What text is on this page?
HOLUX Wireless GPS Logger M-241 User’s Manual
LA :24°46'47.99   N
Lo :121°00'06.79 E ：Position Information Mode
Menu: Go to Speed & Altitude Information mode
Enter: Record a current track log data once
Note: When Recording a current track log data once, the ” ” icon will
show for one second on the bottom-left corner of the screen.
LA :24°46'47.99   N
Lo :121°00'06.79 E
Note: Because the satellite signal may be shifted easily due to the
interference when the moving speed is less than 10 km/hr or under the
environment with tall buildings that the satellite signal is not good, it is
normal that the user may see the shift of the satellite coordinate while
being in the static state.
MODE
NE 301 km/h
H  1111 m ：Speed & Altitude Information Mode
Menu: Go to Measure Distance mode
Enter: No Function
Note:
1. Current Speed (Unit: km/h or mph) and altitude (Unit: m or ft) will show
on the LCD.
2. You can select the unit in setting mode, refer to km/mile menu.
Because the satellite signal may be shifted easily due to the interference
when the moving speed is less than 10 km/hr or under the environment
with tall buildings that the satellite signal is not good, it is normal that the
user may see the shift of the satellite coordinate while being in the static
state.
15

◇ ◇ ◇ ◇ ◇ ◇ ◇

What needs to be done
Scan the material above and determine how many lines include the word "static"; report only the number.

Exercise solution
2